BEGIN PROVIDED INFORMATION

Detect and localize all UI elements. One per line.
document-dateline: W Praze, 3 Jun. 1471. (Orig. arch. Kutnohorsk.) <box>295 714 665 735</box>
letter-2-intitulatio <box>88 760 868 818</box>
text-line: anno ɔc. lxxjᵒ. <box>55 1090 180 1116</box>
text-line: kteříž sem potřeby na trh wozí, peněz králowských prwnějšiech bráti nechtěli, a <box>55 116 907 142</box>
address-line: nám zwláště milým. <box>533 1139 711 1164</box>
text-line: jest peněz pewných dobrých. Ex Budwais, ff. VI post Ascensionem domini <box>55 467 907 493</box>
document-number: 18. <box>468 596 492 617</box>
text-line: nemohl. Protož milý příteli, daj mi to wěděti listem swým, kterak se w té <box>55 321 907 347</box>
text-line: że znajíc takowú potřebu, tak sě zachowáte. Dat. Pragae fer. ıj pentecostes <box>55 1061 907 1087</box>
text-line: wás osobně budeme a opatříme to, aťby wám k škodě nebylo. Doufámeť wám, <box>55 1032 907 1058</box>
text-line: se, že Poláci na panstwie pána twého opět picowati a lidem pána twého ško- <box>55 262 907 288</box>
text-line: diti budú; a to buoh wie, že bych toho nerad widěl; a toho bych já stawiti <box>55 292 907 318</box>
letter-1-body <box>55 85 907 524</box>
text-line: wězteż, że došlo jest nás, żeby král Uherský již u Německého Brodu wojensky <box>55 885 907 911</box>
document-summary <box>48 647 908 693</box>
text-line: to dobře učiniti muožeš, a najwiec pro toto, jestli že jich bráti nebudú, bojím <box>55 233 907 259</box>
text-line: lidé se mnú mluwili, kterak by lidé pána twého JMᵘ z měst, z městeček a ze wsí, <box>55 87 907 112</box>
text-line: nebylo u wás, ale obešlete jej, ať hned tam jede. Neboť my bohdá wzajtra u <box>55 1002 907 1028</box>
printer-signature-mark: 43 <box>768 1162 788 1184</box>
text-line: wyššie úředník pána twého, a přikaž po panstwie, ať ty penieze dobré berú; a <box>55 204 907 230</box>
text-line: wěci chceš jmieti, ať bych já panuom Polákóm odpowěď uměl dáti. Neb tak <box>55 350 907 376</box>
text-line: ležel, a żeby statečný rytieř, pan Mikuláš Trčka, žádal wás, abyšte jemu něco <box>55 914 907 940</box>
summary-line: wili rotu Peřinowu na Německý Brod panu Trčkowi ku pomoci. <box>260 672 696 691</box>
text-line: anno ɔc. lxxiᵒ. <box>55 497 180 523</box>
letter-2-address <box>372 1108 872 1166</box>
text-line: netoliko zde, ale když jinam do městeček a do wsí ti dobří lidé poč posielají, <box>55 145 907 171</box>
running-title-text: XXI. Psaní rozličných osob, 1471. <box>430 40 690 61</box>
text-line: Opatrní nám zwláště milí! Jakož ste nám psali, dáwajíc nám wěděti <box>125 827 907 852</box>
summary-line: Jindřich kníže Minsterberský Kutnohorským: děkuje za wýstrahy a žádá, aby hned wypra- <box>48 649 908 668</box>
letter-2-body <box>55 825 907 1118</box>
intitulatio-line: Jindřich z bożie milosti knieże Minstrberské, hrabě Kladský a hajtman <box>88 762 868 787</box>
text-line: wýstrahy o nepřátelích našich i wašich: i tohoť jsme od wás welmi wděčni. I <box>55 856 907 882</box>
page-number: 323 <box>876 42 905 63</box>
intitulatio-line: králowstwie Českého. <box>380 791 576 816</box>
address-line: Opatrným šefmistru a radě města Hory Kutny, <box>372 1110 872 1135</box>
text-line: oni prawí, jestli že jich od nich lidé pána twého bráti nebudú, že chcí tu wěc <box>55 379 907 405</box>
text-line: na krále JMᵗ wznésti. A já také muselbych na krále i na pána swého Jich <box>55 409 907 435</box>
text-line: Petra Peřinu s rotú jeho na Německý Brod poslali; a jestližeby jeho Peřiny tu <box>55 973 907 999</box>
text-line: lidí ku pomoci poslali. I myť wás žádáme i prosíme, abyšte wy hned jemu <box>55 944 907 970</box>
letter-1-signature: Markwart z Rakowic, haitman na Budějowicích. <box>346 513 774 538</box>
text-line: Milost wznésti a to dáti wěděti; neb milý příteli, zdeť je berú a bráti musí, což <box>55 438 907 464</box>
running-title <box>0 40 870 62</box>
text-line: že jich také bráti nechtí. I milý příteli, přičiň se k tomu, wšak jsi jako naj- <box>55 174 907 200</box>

END PROVIDED INFORMATION

* PROBLEM STATEMENT *
Can you output the lines of the data above as a Markdown table with the columns Row and Line, numbering each row and leaving out any blank lines?

* ANSWER FOR THIS EXERCISE *
| Row | Line |
|---|---|
| 1 | Detect and localize all UI elements. One per line. |
| 2 | document-dateline: W Praze, 3 Jun. 1471. (Orig. arch. Kutnohorsk.) <box>295 714 665 735</box> |
| 3 | letter-2-intitulatio <box>88 760 868 818</box> |
| 4 | text-line: anno ɔc. lxxjᵒ. <box>55 1090 180 1116</box> |
| 5 | text-line: kteříž sem potřeby na trh wozí, peněz králowských prwnějšiech bráti nechtěli, a <box>55 116 907 142</box> |
| 6 | address-line: nám zwláště milým. <box>533 1139 711 1164</box> |
| 7 | text-line: jest peněz pewných dobrých. Ex Budwais, ff. VI post Ascensionem domini <box>55 467 907 493</box> |
| 8 | document-number: 18. <box>468 596 492 617</box> |
| 9 | text-line: nemohl. Protož milý příteli, daj mi to wěděti listem swým, kterak se w té <box>55 321 907 347</box> |
| 10 | text-line: że znajíc takowú potřebu, tak sě zachowáte. Dat. Pragae fer. ıj pentecostes <box>55 1061 907 1087</box> |
| 11 | text-line: wás osobně budeme a opatříme to, aťby wám k škodě nebylo. Doufámeť wám, <box>55 1032 907 1058</box> |
| 12 | text-line: se, že Poláci na panstwie pána twého opět picowati a lidem pána twého ško- <box>55 262 907 288</box> |
| 13 | text-line: diti budú; a to buoh wie, že bych toho nerad widěl; a toho bych já stawiti <box>55 292 907 318</box> |
| 14 | letter-1-body <box>55 85 907 524</box> |
| 15 | text-line: wězteż, że došlo jest nás, żeby král Uherský již u Německého Brodu wojensky <box>55 885 907 911</box> |
| 16 | document-summary <box>48 647 908 693</box> |
| 17 | text-line: to dobře učiniti muožeš, a najwiec pro toto, jestli že jich bráti nebudú, bojím <box>55 233 907 259</box> |
| 18 | text-line: lidé se mnú mluwili, kterak by lidé pána twého JMᵘ z měst, z městeček a ze wsí, <box>55 87 907 112</box> |
| 19 | text-line: nebylo u wás, ale obešlete jej, ať hned tam jede. Neboť my bohdá wzajtra u <box>55 1002 907 1028</box> |
| 20 | printer-signature-mark: 43 <box>768 1162 788 1184</box> |
| 21 | text-line: wyššie úředník pána twého, a přikaž po panstwie, ať ty penieze dobré berú; a <box>55 204 907 230</box> |
| 22 | text-line: wěci chceš jmieti, ať bych já panuom Polákóm odpowěď uměl dáti. Neb tak <box>55 350 907 376</box> |
| 23 | text-line: ležel, a żeby statečný rytieř, pan Mikuláš Trčka, žádal wás, abyšte jemu něco <box>55 914 907 940</box> |
| 24 | summary-line: wili rotu Peřinowu na Německý Brod panu Trčkowi ku pomoci. <box>260 672 696 691</box> |
| 25 | text-line: anno ɔc. lxxiᵒ. <box>55 497 180 523</box> |
| 26 | letter-2-address <box>372 1108 872 1166</box> |
| 27 | text-line: netoliko zde, ale když jinam do městeček a do wsí ti dobří lidé poč posielají, <box>55 145 907 171</box> |
| 28 | running-title-text: XXI. Psaní rozličných osob, 1471. <box>430 40 690 61</box> |
| 29 | text-line: Opatrní nám zwláště milí! Jakož ste nám psali, dáwajíc nám wěděti <box>125 827 907 852</box> |
| 30 | summary-line: Jindřich kníže Minsterberský Kutnohorským: děkuje za wýstrahy a žádá, aby hned wypra- <box>48 649 908 668</box> |
| 31 | letter-2-body <box>55 825 907 1118</box> |
| 32 | intitulatio-line: Jindřich z bożie milosti knieże Minstrberské, hrabě Kladský a hajtman <box>88 762 868 787</box> |
| 33 | text-line: wýstrahy o nepřátelích našich i wašich: i tohoť jsme od wás welmi wděčni. I <box>55 856 907 882</box> |
| 34 | page-number: 323 <box>876 42 905 63</box> |
| 35 | intitulatio-line: králowstwie Českého. <box>380 791 576 816</box> |
| 36 | address-line: Opatrným šefmistru a radě města Hory Kutny, <box>372 1110 872 1135</box> |
| 37 | text-line: oni prawí, jestli že jich od nich lidé pána twého bráti nebudú, že chcí tu wěc <box>55 379 907 405</box> |
| 38 | text-line: na krále JMᵗ wznésti. A já také muselbych na krále i na pána swého Jich <box>55 409 907 435</box> |
| 39 | text-line: Petra Peřinu s rotú jeho na Německý Brod poslali; a jestližeby jeho Peřiny tu <box>55 973 907 999</box> |
| 40 | text-line: lidí ku pomoci poslali. I myť wás žádáme i prosíme, abyšte wy hned jemu <box>55 944 907 970</box> |
| 41 | letter-1-signature: Markwart z Rakowic, haitman na Budějowicích. <box>346 513 774 538</box> |
| 42 | text-line: Milost wznésti a to dáti wěděti; neb milý příteli, zdeť je berú a bráti musí, což <box>55 438 907 464</box> |
| 43 | running-title <box>0 40 870 62</box> |
| 44 | text-line: že jich také bráti nechtí. I milý příteli, přičiň se k tomu, wšak jsi jako naj- <box>55 174 907 200</box> |